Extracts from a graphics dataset
------------------------

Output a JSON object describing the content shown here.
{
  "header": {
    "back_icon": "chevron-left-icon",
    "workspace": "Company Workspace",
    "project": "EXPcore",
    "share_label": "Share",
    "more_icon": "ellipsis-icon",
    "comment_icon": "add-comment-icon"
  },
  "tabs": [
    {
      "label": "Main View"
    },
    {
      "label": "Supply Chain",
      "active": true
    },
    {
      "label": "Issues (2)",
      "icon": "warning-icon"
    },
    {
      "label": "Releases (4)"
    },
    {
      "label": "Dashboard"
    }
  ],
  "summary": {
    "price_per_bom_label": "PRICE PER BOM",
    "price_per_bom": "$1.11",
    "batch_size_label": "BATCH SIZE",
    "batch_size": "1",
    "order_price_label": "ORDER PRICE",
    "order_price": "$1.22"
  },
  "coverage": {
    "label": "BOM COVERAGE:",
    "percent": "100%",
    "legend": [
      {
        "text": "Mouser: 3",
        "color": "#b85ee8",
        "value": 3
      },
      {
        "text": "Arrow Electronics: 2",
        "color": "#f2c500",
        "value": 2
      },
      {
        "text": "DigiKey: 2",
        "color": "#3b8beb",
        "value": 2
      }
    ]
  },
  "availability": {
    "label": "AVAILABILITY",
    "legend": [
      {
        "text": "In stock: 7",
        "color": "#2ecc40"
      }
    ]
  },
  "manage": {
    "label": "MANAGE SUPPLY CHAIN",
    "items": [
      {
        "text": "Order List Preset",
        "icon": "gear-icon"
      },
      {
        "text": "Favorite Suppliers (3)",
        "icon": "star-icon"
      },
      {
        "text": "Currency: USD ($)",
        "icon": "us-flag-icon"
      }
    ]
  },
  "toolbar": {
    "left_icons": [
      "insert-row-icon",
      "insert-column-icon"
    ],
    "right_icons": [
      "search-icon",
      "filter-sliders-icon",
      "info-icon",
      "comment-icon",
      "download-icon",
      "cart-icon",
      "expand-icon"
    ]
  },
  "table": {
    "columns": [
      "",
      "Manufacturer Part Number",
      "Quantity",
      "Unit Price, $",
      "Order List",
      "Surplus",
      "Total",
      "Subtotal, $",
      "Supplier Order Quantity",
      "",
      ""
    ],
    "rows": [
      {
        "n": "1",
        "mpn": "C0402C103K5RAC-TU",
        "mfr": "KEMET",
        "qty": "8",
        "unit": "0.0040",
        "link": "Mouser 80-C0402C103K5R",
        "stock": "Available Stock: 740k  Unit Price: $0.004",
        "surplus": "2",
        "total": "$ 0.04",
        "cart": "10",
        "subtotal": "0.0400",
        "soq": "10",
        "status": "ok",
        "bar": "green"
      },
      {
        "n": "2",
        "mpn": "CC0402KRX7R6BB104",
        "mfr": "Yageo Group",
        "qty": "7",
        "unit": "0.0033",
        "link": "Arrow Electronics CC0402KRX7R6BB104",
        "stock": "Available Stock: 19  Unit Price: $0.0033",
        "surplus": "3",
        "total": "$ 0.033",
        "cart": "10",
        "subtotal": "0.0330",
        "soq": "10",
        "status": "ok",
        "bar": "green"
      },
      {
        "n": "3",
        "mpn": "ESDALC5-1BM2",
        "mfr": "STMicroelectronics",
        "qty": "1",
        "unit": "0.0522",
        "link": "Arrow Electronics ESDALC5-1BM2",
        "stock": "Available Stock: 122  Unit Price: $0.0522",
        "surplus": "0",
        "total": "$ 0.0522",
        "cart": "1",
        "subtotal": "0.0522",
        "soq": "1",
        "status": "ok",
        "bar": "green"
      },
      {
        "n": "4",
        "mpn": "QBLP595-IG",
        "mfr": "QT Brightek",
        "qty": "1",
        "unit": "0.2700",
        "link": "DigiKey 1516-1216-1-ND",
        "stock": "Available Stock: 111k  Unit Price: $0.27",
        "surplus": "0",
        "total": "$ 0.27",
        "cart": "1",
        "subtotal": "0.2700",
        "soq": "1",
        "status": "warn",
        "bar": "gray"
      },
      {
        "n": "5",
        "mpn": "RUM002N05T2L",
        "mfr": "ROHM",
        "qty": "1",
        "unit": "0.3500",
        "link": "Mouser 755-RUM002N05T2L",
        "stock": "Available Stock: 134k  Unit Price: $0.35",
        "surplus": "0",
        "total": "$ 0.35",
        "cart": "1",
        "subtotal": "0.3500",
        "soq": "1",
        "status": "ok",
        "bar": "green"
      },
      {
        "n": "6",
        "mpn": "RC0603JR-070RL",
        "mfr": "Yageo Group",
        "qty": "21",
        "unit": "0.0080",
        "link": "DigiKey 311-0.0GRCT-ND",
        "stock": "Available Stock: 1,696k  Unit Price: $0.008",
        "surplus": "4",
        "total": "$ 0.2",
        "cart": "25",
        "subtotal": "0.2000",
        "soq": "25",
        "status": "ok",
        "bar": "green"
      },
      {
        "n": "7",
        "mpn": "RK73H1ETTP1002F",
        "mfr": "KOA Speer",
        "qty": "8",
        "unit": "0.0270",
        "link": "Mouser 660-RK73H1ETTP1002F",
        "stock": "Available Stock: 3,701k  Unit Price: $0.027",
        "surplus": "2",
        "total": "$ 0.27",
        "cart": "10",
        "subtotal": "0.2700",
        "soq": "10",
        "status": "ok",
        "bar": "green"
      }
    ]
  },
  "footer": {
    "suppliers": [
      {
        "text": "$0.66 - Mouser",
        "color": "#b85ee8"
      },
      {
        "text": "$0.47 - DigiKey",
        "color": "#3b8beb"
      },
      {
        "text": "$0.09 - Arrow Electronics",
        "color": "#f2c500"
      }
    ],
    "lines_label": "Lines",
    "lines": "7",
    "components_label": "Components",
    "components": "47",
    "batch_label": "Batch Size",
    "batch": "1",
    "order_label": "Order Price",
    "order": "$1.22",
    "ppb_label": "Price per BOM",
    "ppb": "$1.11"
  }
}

------------------------

> [What to do]: From the entries above, list each line with "text" in it.

> [Solution for this exercise]:
        "text": "Mouser: 3",
        "text": "Arrow Electronics: 2",
        "text": "DigiKey: 2",
        "text": "In stock: 7",
        "text": "Order List Preset",
        "text": "Favorite Suppliers (3)",
        "text": "Currency: USD ($)",
        "text": "$0.66 - Mouser",
        "text": "$0.47 - DigiKey",
        "text": "$0.09 - Arrow Electronics",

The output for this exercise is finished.